Copy out the lines that have "color" in them.

-- START Input rows --

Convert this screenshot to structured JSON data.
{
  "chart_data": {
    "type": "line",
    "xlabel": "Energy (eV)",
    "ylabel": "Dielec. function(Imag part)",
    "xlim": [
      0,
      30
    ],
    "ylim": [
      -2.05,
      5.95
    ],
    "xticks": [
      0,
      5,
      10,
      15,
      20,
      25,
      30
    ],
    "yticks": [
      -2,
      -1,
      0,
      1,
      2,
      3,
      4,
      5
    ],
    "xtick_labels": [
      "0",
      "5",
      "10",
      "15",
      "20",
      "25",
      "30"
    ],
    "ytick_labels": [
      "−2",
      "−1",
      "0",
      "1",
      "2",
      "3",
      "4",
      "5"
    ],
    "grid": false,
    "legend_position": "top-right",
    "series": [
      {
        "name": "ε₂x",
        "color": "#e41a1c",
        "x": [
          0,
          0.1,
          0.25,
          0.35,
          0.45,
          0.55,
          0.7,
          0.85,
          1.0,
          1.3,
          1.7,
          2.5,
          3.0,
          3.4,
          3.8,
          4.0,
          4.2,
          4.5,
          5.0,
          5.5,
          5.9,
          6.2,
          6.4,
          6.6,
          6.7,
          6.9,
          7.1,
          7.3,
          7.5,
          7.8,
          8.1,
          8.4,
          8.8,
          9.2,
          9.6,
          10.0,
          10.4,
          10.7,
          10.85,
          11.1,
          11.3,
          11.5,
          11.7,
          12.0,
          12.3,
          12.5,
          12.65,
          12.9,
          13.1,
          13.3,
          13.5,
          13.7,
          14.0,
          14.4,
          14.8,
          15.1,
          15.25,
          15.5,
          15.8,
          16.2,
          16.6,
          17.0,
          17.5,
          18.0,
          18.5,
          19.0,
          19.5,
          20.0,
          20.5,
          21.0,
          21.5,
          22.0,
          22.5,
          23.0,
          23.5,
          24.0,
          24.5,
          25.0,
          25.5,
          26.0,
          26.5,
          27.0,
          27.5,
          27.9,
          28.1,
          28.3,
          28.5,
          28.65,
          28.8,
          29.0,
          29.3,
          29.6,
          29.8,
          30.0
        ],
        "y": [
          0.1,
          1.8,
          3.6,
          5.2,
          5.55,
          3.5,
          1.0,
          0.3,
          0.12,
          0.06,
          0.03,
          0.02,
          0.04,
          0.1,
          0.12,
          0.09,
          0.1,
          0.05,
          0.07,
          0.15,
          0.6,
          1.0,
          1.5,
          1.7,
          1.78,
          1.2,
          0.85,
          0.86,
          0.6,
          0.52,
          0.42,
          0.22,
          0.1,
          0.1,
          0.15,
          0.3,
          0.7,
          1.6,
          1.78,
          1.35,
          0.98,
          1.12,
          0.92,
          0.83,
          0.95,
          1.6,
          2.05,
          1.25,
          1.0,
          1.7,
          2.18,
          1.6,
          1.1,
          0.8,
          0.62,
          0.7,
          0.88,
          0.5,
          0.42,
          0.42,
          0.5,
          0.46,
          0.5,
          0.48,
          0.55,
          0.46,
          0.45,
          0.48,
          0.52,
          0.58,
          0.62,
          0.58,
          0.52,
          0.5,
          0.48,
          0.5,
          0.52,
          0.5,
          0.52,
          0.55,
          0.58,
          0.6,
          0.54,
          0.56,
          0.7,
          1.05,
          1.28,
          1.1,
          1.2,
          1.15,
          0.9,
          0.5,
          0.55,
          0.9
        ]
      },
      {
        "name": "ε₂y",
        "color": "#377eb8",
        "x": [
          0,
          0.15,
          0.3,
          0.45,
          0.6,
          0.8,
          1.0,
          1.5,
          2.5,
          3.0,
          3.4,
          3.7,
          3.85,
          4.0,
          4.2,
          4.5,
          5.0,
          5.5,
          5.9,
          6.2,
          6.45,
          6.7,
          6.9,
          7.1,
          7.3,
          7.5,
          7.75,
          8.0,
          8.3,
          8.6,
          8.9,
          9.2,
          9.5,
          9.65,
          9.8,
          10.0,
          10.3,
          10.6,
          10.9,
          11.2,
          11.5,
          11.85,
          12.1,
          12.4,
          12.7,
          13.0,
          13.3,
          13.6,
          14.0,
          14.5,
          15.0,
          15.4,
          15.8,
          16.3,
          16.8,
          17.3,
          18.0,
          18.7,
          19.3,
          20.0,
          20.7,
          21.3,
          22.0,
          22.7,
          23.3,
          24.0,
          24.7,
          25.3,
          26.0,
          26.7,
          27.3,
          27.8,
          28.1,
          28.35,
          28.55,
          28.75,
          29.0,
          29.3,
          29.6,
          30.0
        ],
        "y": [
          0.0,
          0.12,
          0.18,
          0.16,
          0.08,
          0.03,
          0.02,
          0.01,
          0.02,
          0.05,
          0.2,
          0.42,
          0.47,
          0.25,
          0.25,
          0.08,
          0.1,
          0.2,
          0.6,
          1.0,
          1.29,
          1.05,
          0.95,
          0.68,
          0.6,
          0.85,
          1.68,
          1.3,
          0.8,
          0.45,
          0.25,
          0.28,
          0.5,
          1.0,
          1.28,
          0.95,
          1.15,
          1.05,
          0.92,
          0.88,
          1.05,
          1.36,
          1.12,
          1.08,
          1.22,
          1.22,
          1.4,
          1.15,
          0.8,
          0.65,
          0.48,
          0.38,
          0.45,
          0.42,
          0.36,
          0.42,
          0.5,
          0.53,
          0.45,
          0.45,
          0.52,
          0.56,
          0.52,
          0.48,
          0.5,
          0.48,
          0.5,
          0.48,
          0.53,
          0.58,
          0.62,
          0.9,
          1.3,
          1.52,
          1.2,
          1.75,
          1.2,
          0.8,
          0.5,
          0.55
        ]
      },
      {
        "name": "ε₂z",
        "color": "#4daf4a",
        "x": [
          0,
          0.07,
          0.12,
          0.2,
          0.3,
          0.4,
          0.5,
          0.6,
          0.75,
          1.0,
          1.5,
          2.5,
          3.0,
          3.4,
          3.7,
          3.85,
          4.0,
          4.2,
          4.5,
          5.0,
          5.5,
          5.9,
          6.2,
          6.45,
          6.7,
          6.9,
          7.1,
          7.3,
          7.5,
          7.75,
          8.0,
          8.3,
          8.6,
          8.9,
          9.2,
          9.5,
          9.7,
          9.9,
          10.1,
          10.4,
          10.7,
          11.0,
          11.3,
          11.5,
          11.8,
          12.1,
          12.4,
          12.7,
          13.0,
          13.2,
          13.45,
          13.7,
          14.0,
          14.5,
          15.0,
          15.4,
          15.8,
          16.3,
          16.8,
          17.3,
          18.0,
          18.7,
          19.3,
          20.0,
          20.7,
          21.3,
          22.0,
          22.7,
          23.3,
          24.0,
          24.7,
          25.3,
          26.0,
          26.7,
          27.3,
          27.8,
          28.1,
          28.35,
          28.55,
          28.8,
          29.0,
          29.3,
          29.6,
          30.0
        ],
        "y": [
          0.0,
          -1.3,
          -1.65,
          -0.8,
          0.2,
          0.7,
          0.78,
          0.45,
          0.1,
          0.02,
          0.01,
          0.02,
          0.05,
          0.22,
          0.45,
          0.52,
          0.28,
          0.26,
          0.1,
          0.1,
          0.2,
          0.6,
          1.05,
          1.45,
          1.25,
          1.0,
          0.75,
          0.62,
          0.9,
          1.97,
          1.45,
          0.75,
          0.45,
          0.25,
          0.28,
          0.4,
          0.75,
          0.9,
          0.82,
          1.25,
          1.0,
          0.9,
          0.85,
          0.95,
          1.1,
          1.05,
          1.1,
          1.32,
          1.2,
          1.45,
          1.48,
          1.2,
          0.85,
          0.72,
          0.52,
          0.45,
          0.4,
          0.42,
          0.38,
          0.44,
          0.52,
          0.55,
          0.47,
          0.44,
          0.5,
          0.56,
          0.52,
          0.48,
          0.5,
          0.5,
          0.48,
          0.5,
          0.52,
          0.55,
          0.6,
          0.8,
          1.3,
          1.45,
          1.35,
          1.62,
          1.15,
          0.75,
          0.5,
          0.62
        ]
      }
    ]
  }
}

-- END Input rows --

__Answer for the task__.
        "color": "#e41a1c",
        "color": "#377eb8",
        "color": "#4daf4a",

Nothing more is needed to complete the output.